━━━━━ Given data ━━━━━

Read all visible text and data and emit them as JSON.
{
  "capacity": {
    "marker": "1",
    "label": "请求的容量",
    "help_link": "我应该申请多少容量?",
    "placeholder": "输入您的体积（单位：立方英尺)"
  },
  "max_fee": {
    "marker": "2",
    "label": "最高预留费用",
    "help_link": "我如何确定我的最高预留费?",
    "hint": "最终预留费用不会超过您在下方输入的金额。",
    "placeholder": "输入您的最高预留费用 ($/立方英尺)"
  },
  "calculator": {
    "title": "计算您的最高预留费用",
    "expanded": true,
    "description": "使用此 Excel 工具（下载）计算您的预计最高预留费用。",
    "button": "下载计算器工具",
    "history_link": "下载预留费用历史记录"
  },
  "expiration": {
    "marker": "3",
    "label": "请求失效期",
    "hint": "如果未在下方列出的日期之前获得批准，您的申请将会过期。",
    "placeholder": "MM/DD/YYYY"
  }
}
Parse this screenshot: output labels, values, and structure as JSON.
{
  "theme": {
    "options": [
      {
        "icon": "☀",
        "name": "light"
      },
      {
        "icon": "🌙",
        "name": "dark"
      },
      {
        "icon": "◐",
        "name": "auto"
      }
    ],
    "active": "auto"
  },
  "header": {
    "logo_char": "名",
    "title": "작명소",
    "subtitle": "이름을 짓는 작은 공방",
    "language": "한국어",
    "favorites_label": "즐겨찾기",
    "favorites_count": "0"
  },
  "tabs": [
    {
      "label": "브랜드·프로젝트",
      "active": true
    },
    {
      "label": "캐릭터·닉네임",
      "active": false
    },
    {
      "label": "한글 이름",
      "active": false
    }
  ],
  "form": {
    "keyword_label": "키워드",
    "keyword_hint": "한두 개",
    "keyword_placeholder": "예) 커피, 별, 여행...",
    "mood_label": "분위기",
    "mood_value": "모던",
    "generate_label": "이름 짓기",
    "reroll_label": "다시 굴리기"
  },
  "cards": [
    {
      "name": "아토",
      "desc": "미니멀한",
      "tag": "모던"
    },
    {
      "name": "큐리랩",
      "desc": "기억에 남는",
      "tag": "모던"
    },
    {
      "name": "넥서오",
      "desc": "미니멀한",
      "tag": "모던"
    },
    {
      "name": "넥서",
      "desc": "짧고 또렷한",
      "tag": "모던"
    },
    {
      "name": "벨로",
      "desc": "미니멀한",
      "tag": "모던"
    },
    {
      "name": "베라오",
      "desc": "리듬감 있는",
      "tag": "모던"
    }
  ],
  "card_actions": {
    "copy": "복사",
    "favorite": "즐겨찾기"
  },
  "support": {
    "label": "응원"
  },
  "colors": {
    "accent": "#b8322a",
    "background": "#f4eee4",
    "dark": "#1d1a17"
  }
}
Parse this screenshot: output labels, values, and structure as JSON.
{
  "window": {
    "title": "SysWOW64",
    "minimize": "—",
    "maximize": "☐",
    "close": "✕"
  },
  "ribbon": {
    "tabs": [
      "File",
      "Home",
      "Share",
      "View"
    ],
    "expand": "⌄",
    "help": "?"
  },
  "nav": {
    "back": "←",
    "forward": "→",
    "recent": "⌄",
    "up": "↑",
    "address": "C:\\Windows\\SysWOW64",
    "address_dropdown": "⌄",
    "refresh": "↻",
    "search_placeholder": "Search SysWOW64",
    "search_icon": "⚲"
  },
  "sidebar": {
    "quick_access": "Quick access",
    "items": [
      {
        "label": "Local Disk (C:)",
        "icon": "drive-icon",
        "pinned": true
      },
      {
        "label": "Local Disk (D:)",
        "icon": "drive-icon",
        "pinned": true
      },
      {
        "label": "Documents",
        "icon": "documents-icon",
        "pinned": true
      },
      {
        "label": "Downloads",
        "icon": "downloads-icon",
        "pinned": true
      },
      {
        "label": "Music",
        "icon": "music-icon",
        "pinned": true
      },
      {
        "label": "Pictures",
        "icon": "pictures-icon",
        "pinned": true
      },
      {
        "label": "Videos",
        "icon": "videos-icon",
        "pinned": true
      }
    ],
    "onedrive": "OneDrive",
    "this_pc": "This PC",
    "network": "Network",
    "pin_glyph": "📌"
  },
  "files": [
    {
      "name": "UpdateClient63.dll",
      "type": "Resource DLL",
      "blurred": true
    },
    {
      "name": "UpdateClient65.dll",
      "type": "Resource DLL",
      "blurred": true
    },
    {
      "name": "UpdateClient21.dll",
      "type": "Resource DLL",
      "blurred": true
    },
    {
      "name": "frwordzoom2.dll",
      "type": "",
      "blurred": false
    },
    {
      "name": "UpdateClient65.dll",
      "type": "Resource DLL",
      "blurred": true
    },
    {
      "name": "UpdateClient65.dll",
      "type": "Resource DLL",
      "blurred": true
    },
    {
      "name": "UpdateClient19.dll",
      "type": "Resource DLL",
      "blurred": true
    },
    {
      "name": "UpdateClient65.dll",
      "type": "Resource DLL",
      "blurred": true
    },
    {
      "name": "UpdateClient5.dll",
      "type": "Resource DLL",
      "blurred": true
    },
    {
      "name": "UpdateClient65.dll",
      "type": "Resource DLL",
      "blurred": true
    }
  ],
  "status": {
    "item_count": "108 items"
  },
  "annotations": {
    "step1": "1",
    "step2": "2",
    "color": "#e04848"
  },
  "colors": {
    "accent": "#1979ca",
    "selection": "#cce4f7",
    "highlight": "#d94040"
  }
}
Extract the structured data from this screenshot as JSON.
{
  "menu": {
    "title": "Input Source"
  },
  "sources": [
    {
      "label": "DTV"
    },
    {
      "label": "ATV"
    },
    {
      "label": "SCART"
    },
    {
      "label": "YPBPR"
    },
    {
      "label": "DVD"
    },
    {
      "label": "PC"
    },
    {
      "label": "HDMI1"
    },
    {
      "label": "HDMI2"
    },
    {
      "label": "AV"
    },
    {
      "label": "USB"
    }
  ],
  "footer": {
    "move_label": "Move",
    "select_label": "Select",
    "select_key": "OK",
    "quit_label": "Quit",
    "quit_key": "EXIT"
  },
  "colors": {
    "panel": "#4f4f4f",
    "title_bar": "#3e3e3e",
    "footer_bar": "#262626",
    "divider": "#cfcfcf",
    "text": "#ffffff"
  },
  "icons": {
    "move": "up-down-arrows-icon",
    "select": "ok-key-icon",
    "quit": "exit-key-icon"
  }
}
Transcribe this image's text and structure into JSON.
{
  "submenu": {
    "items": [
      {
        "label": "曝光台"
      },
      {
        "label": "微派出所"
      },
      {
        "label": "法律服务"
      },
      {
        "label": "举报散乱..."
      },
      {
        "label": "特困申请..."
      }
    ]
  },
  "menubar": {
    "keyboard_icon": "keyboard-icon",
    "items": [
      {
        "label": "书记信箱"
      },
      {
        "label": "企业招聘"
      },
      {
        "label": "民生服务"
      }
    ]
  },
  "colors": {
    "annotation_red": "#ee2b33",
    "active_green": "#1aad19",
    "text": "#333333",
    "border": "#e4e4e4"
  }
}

━━━━━

◆ **Stated goal**:
Output exactly the lines between the one containing "Transcribe this image's" and the final line above, both inclusive.

◆ **Task solution**:
Transcribe this image's text and structure into JSON.
{
  "submenu": {
    "items": [
      {
        "label": "曝光台"
      },
      {
        "label": "微派出所"
      },
      {
        "label": "法律服务"
      },
      {
        "label": "举报散乱..."
      },
      {
        "label": "特困申请..."
      }
    ]
  },
  "menubar": {
    "keyboard_icon": "keyboard-icon",
    "items": [
      {
        "label": "书记信箱"
      },
      {
        "label": "企业招聘"
      },
      {
        "label": "民生服务"
      }
    ]
  },
  "colors": {
    "annotation_red": "#ee2b33",
    "active_green": "#1aad19",
    "text": "#333333",
    "border": "#e4e4e4"
  }
}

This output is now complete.